--- Begin Dataset excerpts ---

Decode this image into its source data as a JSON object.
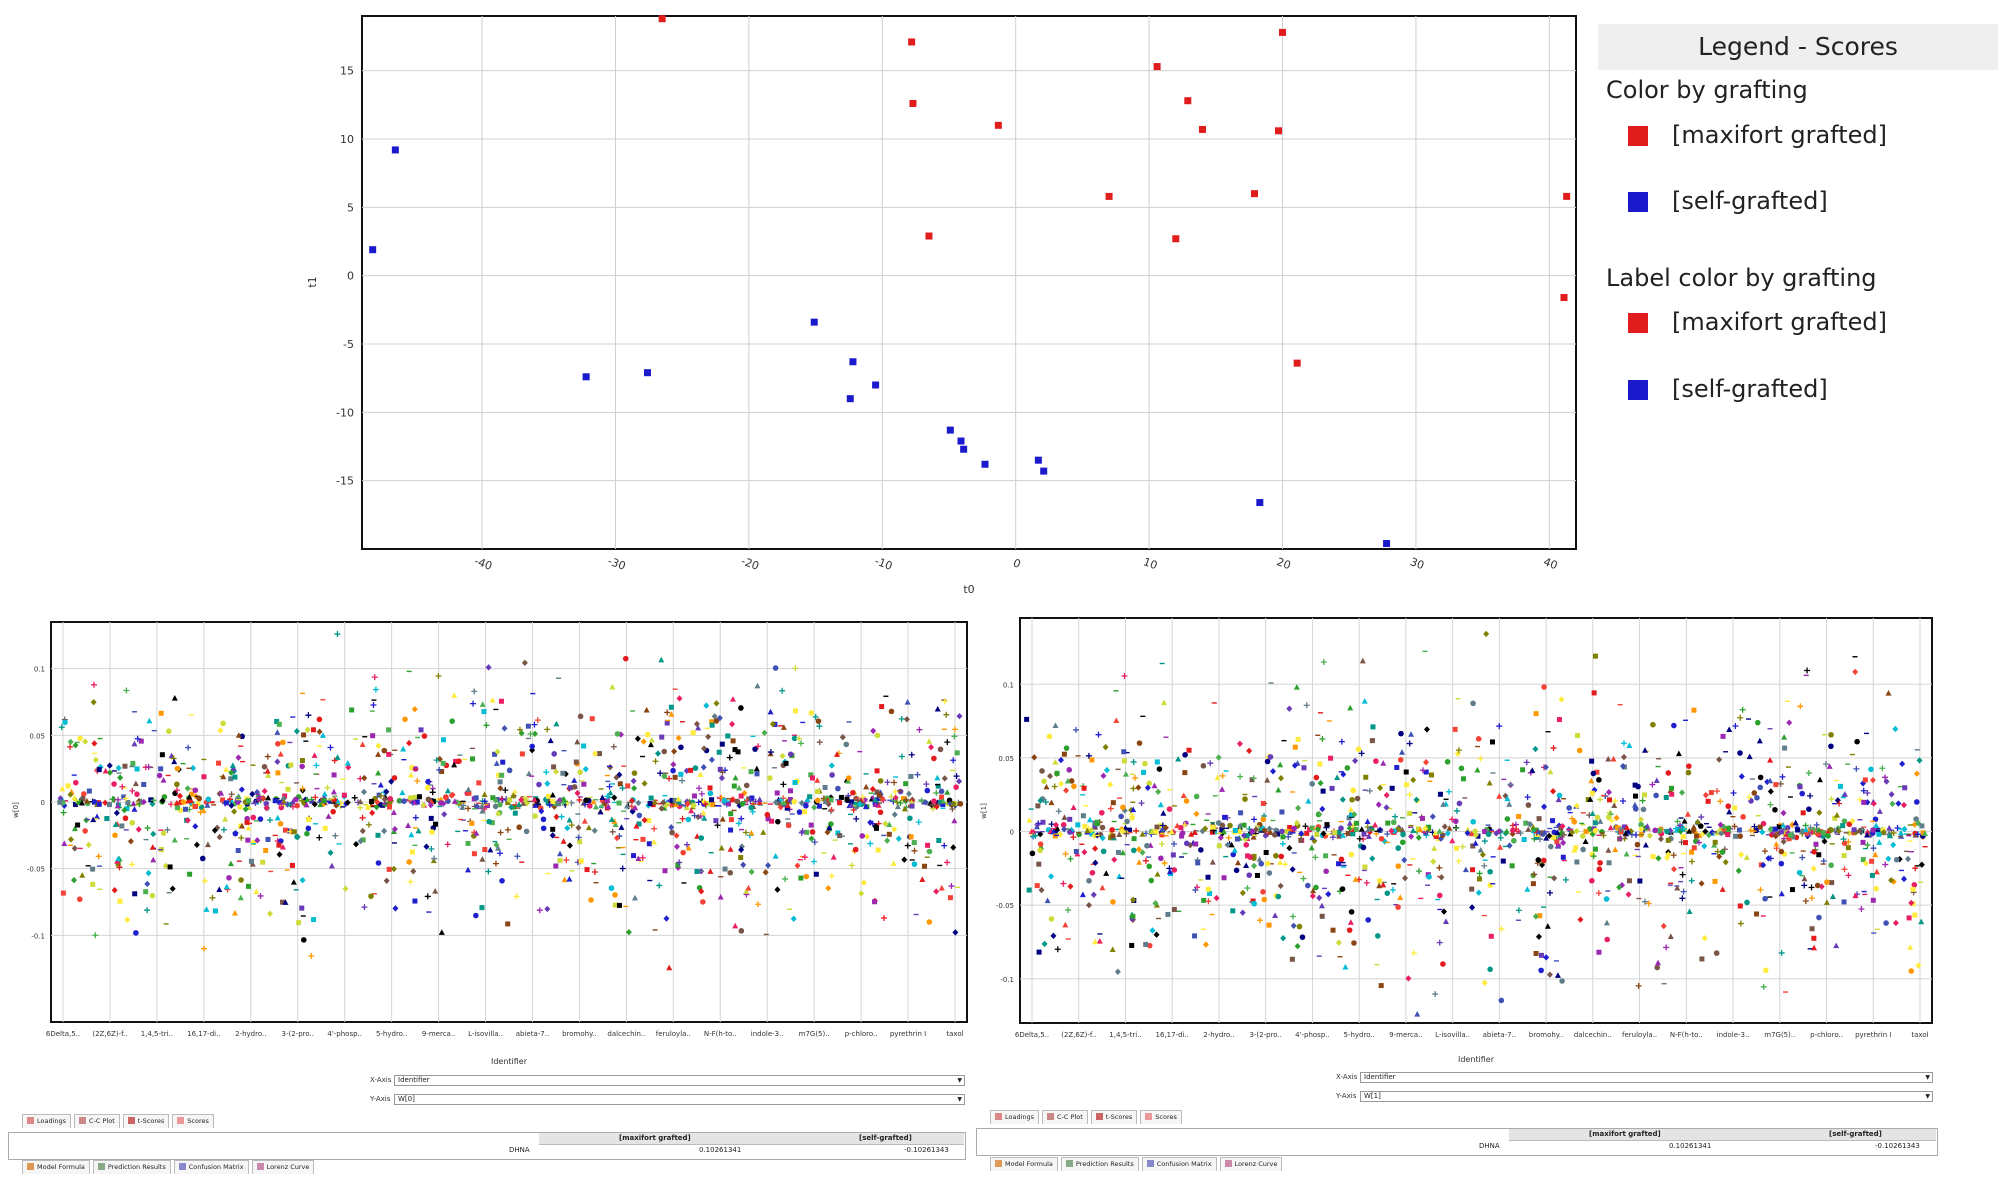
{
  "colors": {
    "maxifort": "#e11c1c",
    "self": "#1a1acc",
    "grid": "#cccccc",
    "plot_border": "#111111"
  },
  "legend": {
    "title": "Legend - Scores",
    "section1": "Color by grafting",
    "section2": "Label color by grafting",
    "items": [
      "[maxifort grafted]",
      "[self-grafted]"
    ]
  },
  "chart_data": [
    {
      "type": "scatter",
      "xlabel": "t0",
      "ylabel": "t1",
      "xlim": [
        -49,
        42
      ],
      "ylim": [
        -20,
        19
      ],
      "xticks": [
        -40,
        -30,
        -20,
        -10,
        0,
        10,
        20,
        30,
        40
      ],
      "yticks": [
        -15,
        -10,
        -5,
        0,
        5,
        10,
        15
      ],
      "grid": true,
      "legend_position": "right",
      "series": [
        {
          "name": "[maxifort grafted]",
          "color": "#e11c1c",
          "points": [
            [
              -26.5,
              18.8
            ],
            [
              -7.8,
              17.1
            ],
            [
              -7.7,
              12.6
            ],
            [
              -6.5,
              2.9
            ],
            [
              -1.3,
              11.0
            ],
            [
              7.0,
              5.8
            ],
            [
              10.6,
              15.3
            ],
            [
              12.0,
              2.7
            ],
            [
              12.9,
              12.8
            ],
            [
              14.0,
              10.7
            ],
            [
              17.9,
              6.0
            ],
            [
              19.7,
              10.6
            ],
            [
              20.0,
              17.8
            ],
            [
              21.1,
              -6.4
            ],
            [
              41.3,
              5.8
            ],
            [
              41.1,
              -1.6
            ]
          ]
        },
        {
          "name": "[self-grafted]",
          "color": "#1a1acc",
          "points": [
            [
              -48.2,
              1.9
            ],
            [
              -46.5,
              9.2
            ],
            [
              -32.2,
              -7.4
            ],
            [
              -27.6,
              -7.1
            ],
            [
              -15.1,
              -3.4
            ],
            [
              -12.2,
              -6.3
            ],
            [
              -12.4,
              -9.0
            ],
            [
              -10.5,
              -8.0
            ],
            [
              -4.9,
              -11.3
            ],
            [
              -4.1,
              -12.1
            ],
            [
              -3.9,
              -12.7
            ],
            [
              -2.3,
              -13.8
            ],
            [
              1.7,
              -13.5
            ],
            [
              2.1,
              -14.3
            ],
            [
              18.3,
              -16.6
            ],
            [
              27.8,
              -19.6
            ]
          ]
        }
      ]
    },
    {
      "type": "scatter",
      "xlabel": "Identifier",
      "ylabel": "w[0]",
      "ylim": [
        -0.165,
        0.135
      ],
      "yticks": [
        "0.1",
        "0.05",
        "0",
        "-0.05",
        "-0.1"
      ],
      "category_ticks": [
        "6Delta,5..",
        "(2Z,6Z)-f..",
        "1,4,5-tri..",
        "16,17-di..",
        "2-hydro..",
        "3-(2-pro..",
        "4'-phosp..",
        "5-hydro..",
        "9-merca..",
        "L-isovilla..",
        "abieta-7..",
        "bromohy..",
        "dalcechin..",
        "feruloyla..",
        "N-F(h-to..",
        "indole-3..",
        "m7G(5)..",
        "p-chloro..",
        "pyrethrin I",
        "taxol"
      ],
      "grid": true,
      "point_count": 1600,
      "x_axis_selector": "Identifier",
      "y_axis_selector": "W[0]"
    },
    {
      "type": "scatter",
      "xlabel": "Identifier",
      "ylabel": "w[1]",
      "ylim": [
        -0.13,
        0.145
      ],
      "yticks": [
        "0.1",
        "0.05",
        "0",
        "-0.05",
        "-0.1"
      ],
      "category_ticks": [
        "6Delta,5..",
        "(2Z,6Z)-f..",
        "1,4,5-tri..",
        "16,17-di..",
        "2-hydro..",
        "3-(2-pro..",
        "4'-phosp..",
        "5-hydro..",
        "9-merca..",
        "L-isovilla..",
        "abieta-7..",
        "bromohy..",
        "dalcechin..",
        "feruloyla..",
        "N-F(h-to..",
        "indole-3..",
        "m7G(5)..",
        "p-chloro..",
        "pyrethrin I",
        "taxol"
      ],
      "grid": true,
      "point_count": 1600,
      "x_axis_selector": "Identifier",
      "y_axis_selector": "W[1]"
    }
  ],
  "panel_ui": {
    "x_axis_label": "X-Axis",
    "y_axis_label": "Y-Axis",
    "view_tabs": [
      "Loadings",
      "C-C Plot",
      "t-Scores",
      "Scores"
    ],
    "bottom_tabs": [
      "Model Formula",
      "Prediction Results",
      "Confusion Matrix",
      "Lorenz Curve"
    ],
    "table": {
      "columns": [
        "[maxifort grafted]",
        "[self-grafted]"
      ],
      "row_label": "DHNA",
      "values": [
        "0.10261341",
        "-0.10261343"
      ]
    }
  }
}
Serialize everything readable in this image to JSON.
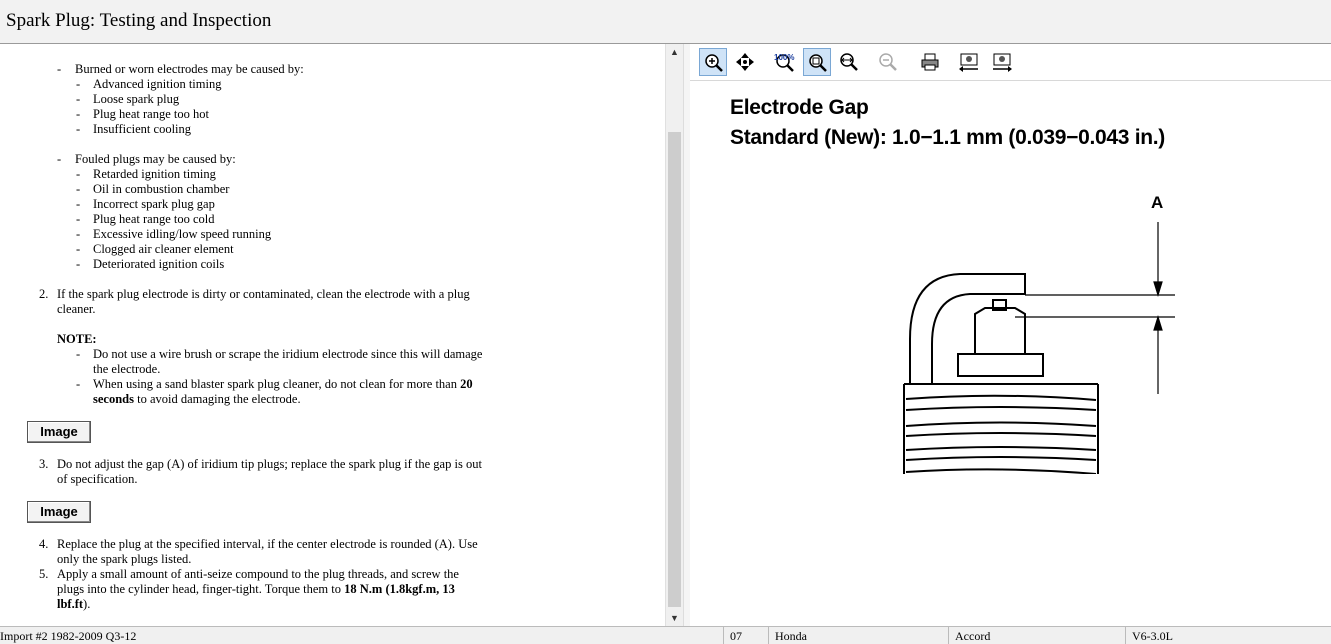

--- End Dataset excerpts ---

◆ To do ◆
Without the pictures, restate each entry exactly.

◆ Task response ◆
Decode this image into its source data as a JSON object.
{
  "colors": {
    "maxifort": "#e11c1c",
    "self": "#1a1acc",
    "grid": "#cccccc",
    "plot_border": "#111111"
  },
  "legend": {
    "title": "Legend - Scores",
    "section1": "Color by grafting",
    "section2": "Label color by grafting",
    "items": [
      "[maxifort grafted]",
      "[self-grafted]"
    ]
  },
  "chart_data": [
    {
      "type": "scatter",
      "xlabel": "t0",
      "ylabel": "t1",
      "xlim": [
        -49,
        42
      ],
      "ylim": [
        -20,
        19
      ],
      "xticks": [
        -40,
        -30,
        -20,
        -10,
        0,
        10,
        20,
        30,
        40
      ],
      "yticks": [
        -15,
        -10,
        -5,
        0,
        5,
        10,
        15
      ],
      "grid": true,
      "legend_position": "right",
      "series": [
        {
          "name": "[maxifort grafted]",
          "color": "#e11c1c",
          "points": [
            [
              -26.5,
              18.8
            ],
            [
              -7.8,
              17.1
            ],
            [
              -7.7,
              12.6
            ],
            [
              -6.5,
              2.9
            ],
            [
              -1.3,
              11.0
            ],
            [
              7.0,
              5.8
            ],
            [
              10.6,
              15.3
            ],
            [
              12.0,
              2.7
            ],
            [
              12.9,
              12.8
            ],
            [
              14.0,
              10.7
            ],
            [
              17.9,
              6.0
            ],
            [
              19.7,
              10.6
            ],
            [
              20.0,
              17.8
            ],
            [
              21.1,
              -6.4
            ],
            [
              41.3,
              5.8
            ],
            [
              41.1,
              -1.6
            ]
          ]
        },
        {
          "name": "[self-grafted]",
          "color": "#1a1acc",
          "points": [
            [
              -48.2,
              1.9
            ],
            [
              -46.5,
              9.2
            ],
            [
              -32.2,
              -7.4
            ],
            [
              -27.6,
              -7.1
            ],
            [
              -15.1,
              -3.4
            ],
            [
              -12.2,
              -6.3
            ],
            [
              -12.4,
              -9.0
            ],
            [
              -10.5,
              -8.0
            ],
            [
              -4.9,
              -11.3
            ],
            [
              -4.1,
              -12.1
            ],
            [
              -3.9,
              -12.7
            ],
            [
              -2.3,
              -13.8
            ],
            [
              1.7,
              -13.5
            ],
            [
              2.1,
              -14.3
            ],
            [
              18.3,
              -16.6
            ],
            [
              27.8,
              -19.6
            ]
          ]
        }
      ]
    },
    {
      "type": "scatter",
      "xlabel": "Identifier",
      "ylabel": "w[0]",
      "ylim": [
        -0.165,
        0.135
      ],
      "yticks": [
        "0.1",
        "0.05",
        "0",
        "-0.05",
        "-0.1"
      ],
      "category_ticks": [
        "6Delta,5..",
        "(2Z,6Z)-f..",
        "1,4,5-tri..",
        "16,17-di..",
        "2-hydro..",
        "3-(2-pro..",
        "4'-phosp..",
        "5-hydro..",
        "9-merca..",
        "L-isovilla..",
        "abieta-7..",
        "bromohy..",
        "dalcechin..",
        "feruloyla..",
        "N-F(h-to..",
        "indole-3..",
        "m7G(5)..",
        "p-chloro..",
        "pyrethrin I",
        "taxol"
      ],
      "grid": true,
      "point_count": 1600,
      "x_axis_selector": "Identifier",
      "y_axis_selector": "W[0]"
    },
    {
      "type": "scatter",
      "xlabel": "Identifier",
      "ylabel": "w[1]",
      "ylim": [
        -0.13,
        0.145
      ],
      "yticks": [
        "0.1",
        "0.05",
        "0",
        "-0.05",
        "-0.1"
      ],
      "category_ticks": [
        "6Delta,5..",
        "(2Z,6Z)-f..",
        "1,4,5-tri..",
        "16,17-di..",
        "2-hydro..",
        "3-(2-pro..",
        "4'-phosp..",
        "5-hydro..",
        "9-merca..",
        "L-isovilla..",
        "abieta-7..",
        "bromohy..",
        "dalcechin..",
        "feruloyla..",
        "N-F(h-to..",
        "indole-3..",
        "m7G(5)..",
        "p-chloro..",
        "pyrethrin I",
        "taxol"
      ],
      "grid": true,
      "point_count": 1600,
      "x_axis_selector": "Identifier",
      "y_axis_selector": "W[1]"
    }
  ],
  "panel_ui": {
    "x_axis_label": "X-Axis",
    "y_axis_label": "Y-Axis",
    "view_tabs": [
      "Loadings",
      "C-C Plot",
      "t-Scores",
      "Scores"
    ],
    "bottom_tabs": [
      "Model Formula",
      "Prediction Results",
      "Confusion Matrix",
      "Lorenz Curve"
    ],
    "table": {
      "columns": [
        "[maxifort grafted]",
        "[self-grafted]"
      ],
      "row_label": "DHNA",
      "values": [
        "0.10261341",
        "-0.10261343"
      ]
    }
  }
}
Serialize everything readable in this image to JSON.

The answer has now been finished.